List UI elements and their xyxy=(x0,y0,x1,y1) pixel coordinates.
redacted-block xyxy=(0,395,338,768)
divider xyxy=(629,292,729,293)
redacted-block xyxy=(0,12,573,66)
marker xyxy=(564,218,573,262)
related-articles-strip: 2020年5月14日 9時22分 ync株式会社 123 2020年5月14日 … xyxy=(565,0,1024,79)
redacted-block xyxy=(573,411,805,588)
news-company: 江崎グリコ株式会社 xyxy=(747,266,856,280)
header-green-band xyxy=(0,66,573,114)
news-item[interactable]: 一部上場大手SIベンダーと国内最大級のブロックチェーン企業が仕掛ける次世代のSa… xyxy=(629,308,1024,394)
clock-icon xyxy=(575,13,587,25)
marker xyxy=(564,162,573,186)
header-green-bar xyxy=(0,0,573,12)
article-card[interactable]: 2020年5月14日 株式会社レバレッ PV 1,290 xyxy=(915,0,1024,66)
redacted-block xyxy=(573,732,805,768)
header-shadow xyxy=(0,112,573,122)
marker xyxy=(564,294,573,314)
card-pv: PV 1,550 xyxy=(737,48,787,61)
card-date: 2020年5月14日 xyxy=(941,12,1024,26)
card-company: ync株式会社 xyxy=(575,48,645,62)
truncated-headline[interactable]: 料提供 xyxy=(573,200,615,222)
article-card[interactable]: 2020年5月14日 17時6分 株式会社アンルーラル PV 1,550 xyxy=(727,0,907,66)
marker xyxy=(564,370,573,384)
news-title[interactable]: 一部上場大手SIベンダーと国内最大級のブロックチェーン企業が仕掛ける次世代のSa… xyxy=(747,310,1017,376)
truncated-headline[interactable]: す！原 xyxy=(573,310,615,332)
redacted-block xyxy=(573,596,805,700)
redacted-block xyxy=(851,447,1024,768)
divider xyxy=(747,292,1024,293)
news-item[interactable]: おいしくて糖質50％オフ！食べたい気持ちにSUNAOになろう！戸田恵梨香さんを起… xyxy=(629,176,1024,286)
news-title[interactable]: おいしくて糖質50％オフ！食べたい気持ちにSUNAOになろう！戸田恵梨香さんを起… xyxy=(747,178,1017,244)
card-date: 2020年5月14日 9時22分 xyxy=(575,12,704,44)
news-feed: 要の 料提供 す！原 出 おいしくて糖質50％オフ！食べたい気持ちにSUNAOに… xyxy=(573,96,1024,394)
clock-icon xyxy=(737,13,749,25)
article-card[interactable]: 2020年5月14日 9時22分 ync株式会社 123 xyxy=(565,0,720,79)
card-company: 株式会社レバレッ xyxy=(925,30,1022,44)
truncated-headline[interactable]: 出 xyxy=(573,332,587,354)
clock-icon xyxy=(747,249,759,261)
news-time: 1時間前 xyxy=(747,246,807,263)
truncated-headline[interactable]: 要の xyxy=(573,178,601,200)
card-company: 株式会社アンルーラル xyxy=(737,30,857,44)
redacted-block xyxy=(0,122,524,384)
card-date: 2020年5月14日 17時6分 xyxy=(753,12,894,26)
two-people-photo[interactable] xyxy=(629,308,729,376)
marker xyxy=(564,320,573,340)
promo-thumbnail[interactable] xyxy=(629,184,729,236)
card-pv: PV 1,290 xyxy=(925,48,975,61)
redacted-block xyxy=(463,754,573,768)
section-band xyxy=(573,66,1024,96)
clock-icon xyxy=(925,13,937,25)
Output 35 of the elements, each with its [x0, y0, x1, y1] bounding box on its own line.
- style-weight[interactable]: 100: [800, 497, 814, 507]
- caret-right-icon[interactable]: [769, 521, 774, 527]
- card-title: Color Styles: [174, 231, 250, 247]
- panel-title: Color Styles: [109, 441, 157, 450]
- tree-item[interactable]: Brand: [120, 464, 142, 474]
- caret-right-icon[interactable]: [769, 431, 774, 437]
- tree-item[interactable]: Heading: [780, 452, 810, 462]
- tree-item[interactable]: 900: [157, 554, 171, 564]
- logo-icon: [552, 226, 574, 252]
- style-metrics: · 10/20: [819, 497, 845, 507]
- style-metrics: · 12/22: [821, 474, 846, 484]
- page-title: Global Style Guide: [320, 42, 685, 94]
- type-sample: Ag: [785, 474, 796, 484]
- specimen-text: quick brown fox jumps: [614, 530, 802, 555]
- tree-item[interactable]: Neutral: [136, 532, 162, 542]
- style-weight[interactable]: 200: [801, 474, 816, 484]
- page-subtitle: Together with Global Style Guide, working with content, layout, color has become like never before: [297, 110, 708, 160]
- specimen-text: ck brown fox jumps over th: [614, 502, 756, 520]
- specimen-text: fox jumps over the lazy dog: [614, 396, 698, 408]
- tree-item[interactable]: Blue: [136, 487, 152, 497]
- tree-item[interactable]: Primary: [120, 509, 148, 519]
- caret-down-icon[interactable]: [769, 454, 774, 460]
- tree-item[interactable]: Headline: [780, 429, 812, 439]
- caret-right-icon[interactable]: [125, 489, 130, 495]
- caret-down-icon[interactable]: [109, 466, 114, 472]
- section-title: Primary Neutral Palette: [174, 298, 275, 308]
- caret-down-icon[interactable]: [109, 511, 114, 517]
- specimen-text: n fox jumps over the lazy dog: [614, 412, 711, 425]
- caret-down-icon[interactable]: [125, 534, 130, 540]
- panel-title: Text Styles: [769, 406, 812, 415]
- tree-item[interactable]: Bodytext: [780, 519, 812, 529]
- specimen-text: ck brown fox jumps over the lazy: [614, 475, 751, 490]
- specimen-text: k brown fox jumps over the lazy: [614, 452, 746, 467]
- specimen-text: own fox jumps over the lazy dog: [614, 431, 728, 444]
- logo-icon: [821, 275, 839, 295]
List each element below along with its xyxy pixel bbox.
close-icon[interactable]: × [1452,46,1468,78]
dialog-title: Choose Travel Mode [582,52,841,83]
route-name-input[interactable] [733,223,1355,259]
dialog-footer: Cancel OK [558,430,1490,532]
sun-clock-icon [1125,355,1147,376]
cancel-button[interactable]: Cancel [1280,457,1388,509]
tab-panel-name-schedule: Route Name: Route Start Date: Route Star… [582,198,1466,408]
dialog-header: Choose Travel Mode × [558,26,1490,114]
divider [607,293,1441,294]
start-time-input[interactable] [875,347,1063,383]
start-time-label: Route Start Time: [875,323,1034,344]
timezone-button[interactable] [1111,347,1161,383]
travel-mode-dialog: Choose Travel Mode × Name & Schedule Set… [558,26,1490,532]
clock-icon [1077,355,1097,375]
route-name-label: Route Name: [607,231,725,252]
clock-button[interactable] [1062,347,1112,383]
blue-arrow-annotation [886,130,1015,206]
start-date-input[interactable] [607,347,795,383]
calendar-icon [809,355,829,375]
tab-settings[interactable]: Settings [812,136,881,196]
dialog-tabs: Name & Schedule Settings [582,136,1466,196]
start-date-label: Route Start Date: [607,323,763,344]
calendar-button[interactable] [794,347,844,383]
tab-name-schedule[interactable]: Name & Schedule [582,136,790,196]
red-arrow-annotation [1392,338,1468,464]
* * * *
### Your goal:
Lay out every line of the listing above as a JSON list of strings, one string per line, with blank lines left out.

### Task output:
[
  "List UI elements and their xyxy=(x0,y0,x1,y1) pixel coordinates.",
  "redacted-block xyxy=(0,395,338,768)",
  "divider xyxy=(629,292,729,293)",
  "redacted-block xyxy=(0,12,573,66)",
  "marker xyxy=(564,218,573,262)",
  "related-articles-strip: 2020年5月14日 9時22分 ync株式会社 123 2020年5月14日 … xyxy=(565,0,1024,79)",
  "redacted-block xyxy=(573,411,805,588)",
  "news-company: 江崎グリコ株式会社 xyxy=(747,266,856,280)",
  "header-green-band xyxy=(0,66,573,114)",
  "news-item[interactable]: 一部上場大手SIベンダーと国内最大級のブロックチェーン企業が仕掛ける次世代のSa… xyxy=(629,308,1024,394)",
  "clock-icon xyxy=(575,13,587,25)",
  "marker xyxy=(564,162,573,186)",
  "header-green-bar xyxy=(0,0,573,12)",
  "article-card[interactable]: 2020年5月14日 株式会社レバレッ PV 1,290 xyxy=(915,0,1024,66)",
  "redacted-block xyxy=(573,732,805,768)",
  "header-shadow xyxy=(0,112,573,122)",
  "marker xyxy=(564,294,573,314)",
  "card-pv: PV 1,550 xyxy=(737,48,787,61)",
  "card-date: 2020年5月14日 xyxy=(941,12,1024,26)",
  "card-company: ync株式会社 xyxy=(575,48,645,62)",
  "truncated-headline[interactable]: 料提供 xyxy=(573,200,615,222)",
  "article-card[interactable]: 2020年5月14日 17時6分 株式会社アンルーラル PV 1,550 xyxy=(727,0,907,66)",
  "marker xyxy=(564,370,573,384)",
  "news-title[interactable]: 一部上場大手SIベンダーと国内最大級のブロックチェーン企業が仕掛ける次世代のSa… xyxy=(747,310,1017,376)",
  "truncated-headline[interactable]: す！原 xyxy=(573,310,615,332)",
  "redacted-block xyxy=(573,596,805,700)",
  "redacted-block xyxy=(851,447,1024,768)",
  "divider xyxy=(747,292,1024,293)",
  "news-item[interactable]: おいしくて糖質50％オフ！食べたい気持ちにSUNAOになろう！戸田恵梨香さんを起… xyxy=(629,176,1024,286)",
  "news-title[interactable]: おいしくて糖質50％オフ！食べたい気持ちにSUNAOになろう！戸田恵梨香さんを起… xyxy=(747,178,1017,244)",
  "card-date: 2020年5月14日 9時22分 xyxy=(575,12,704,44)",
  "news-feed: 要の 料提供 す！原 出 おいしくて糖質50％オフ！食べたい気持ちにSUNAOに… xyxy=(573,96,1024,394)",
  "clock-icon xyxy=(737,13,749,25)",
  "article-card[interactable]: 2020年5月14日 9時22分 ync株式会社 123 xyxy=(565,0,720,79)",
  "card-company: 株式会社レバレッ xyxy=(925,30,1022,44)",
  "truncated-headline[interactable]: 出 xyxy=(573,332,587,354)",
  "clock-icon xyxy=(747,249,759,261)",
  "news-time: 1時間前 xyxy=(747,246,807,263)",
  "truncated-headline[interactable]: 要の xyxy=(573,178,601,200)",
  "card-company: 株式会社アンルーラル xyxy=(737,30,857,44)",
  "redacted-block xyxy=(0,122,524,384)",
  "card-date: 2020年5月14日 17時6分 xyxy=(753,12,894,26)",
  "two-people-photo[interactable] xyxy=(629,308,729,376)",
  "marker xyxy=(564,320,573,340)",
  "promo-thumbnail[interactable] xyxy=(629,184,729,236)",
  "card-pv: PV 1,290 xyxy=(925,48,975,61)",
  "redacted-block xyxy=(463,754,573,768)",
  "section-band xyxy=(573,66,1024,96)",
  "clock-icon xyxy=(925,13,937,25)",
  "Output 35 of the elements, each with its [x0, y0, x1, y1] bounding box on its own line.",
  "- style-weight[interactable]: 100: [800, 497, 814, 507]",
  "- caret-right-icon[interactable]: [769, 521, 774, 527]",
  "- card-title: Color Styles: [174, 231, 250, 247]",
  "- panel-title: Color Styles: [109, 441, 157, 450]",
  "- tree-item[interactable]: Brand: [120, 464, 142, 474]",
  "- caret-right-icon[interactable]: [769, 431, 774, 437]",
  "- tree-item[interactable]: Heading: [780, 452, 810, 462]",
  "- tree-item[interactable]: 900: [157, 554, 171, 564]",
  "- logo-icon: [552, 226, 574, 252]",
  "- style-metrics: · 10/20: [819, 497, 845, 507]",
  "- style-metrics: · 12/22: [821, 474, 846, 484]",
  "- page-title: Global Style Guide: [320, 42, 685, 94]",
  "- type-sample: Ag: [785, 474, 796, 484]",
  "- specimen-text: quick brown fox jumps: [614, 530, 802, 555]",
  "- tree-item[interactable]: Neutral: [136, 532, 162, 542]",
  "- style-weight[interactable]: 200: [801, 474, 816, 484]",
  "- page-subtitle: Together with Global Style Guide, working with content, layout, color has become like never before: [297, 110, 708, 160]",
  "- specimen-text: ck brown fox jumps over th: [614, 502, 756, 520]",
  "- specimen-text: fox jumps over the lazy dog: [614, 396, 698, 408]",
  "- tree-item[interactable]: Blue: [136, 487, 152, 497]",
  "- tree-item[interactable]: Primary: [120, 509, 148, 519]",
  "- caret-down-icon[interactable]: [769, 454, 774, 460]",
  "- tree-item[interactable]: Headline: [780, 429, 812, 439]",
  "- caret-right-icon[interactable]: [125, 489, 130, 495]",
  "- caret-down-icon[interactable]: [109, 466, 114, 472]",
  "- section-title: Primary Neutral Palette: [174, 298, 275, 308]",
  "- caret-down-icon[interactable]: [109, 511, 114, 517]",
  "- specimen-text: n fox jumps over the lazy dog: [614, 412, 711, 425]",
  "- caret-down-icon[interactable]: [125, 534, 130, 540]",
  "- panel-title: Text Styles: [769, 406, 812, 415]",
  "- tree-item[interactable]: Bodytext: [780, 519, 812, 529]",
  "- specimen-text: ck brown fox jumps over the lazy: [614, 475, 751, 490]",
  "- specimen-text: k brown fox jumps over the lazy: [614, 452, 746, 467]",
  "- specimen-text: own fox jumps over the lazy dog: [614, 431, 728, 444]",
  "- logo-icon: [821, 275, 839, 295]",
  "List each element below along with its xyxy pixel bbox.",
  "close-icon[interactable]: × [1452,46,1468,78]",
  "dialog-title: Choose Travel Mode [582,52,841,83]",
  "route-name-input[interactable] [733,223,1355,259]",
  "dialog-footer: Cancel OK [558,430,1490,532]",
  "sun-clock-icon [1125,355,1147,376]",
  "cancel-button[interactable]: Cancel [1280,457,1388,509]",
  "tab-panel-name-schedule: Route Name: Route Start Date: Route Star… [582,198,1466,408]",
  "dialog-header: Choose Travel Mode × [558,26,1490,114]",
  "divider [607,293,1441,294]",
  "start-time-input[interactable] [875,347,1063,383]",
  "start-time-label: Route Start Time: [875,323,1034,344]",
  "timezone-button[interactable] [1111,347,1161,383]",
  "travel-mode-dialog: Choose Travel Mode × Name & Schedule Set… [558,26,1490,532]",
  "clock-icon [1077,355,1097,375]",
  "route-name-label: Route Name: [607,231,725,252]",
  "clock-button[interactable] [1062,347,1112,383]",
  "blue-arrow-annotation [886,130,1015,206]",
  "start-date-input[interactable] [607,347,795,383]",
  "calendar-icon [809,355,829,375]",
  "tab-settings[interactable]: Settings [812,136,881,196]",
  "dialog-tabs: Name & Schedule Settings [582,136,1466,196]",
  "start-date-label: Route Start Date: [607,323,763,344]",
  "calendar-button[interactable] [794,347,844,383]",
  "tab-name-schedule[interactable]: Name & Schedule [582,136,790,196]",
  "red-arrow-annotation [1392,338,1468,464]"
]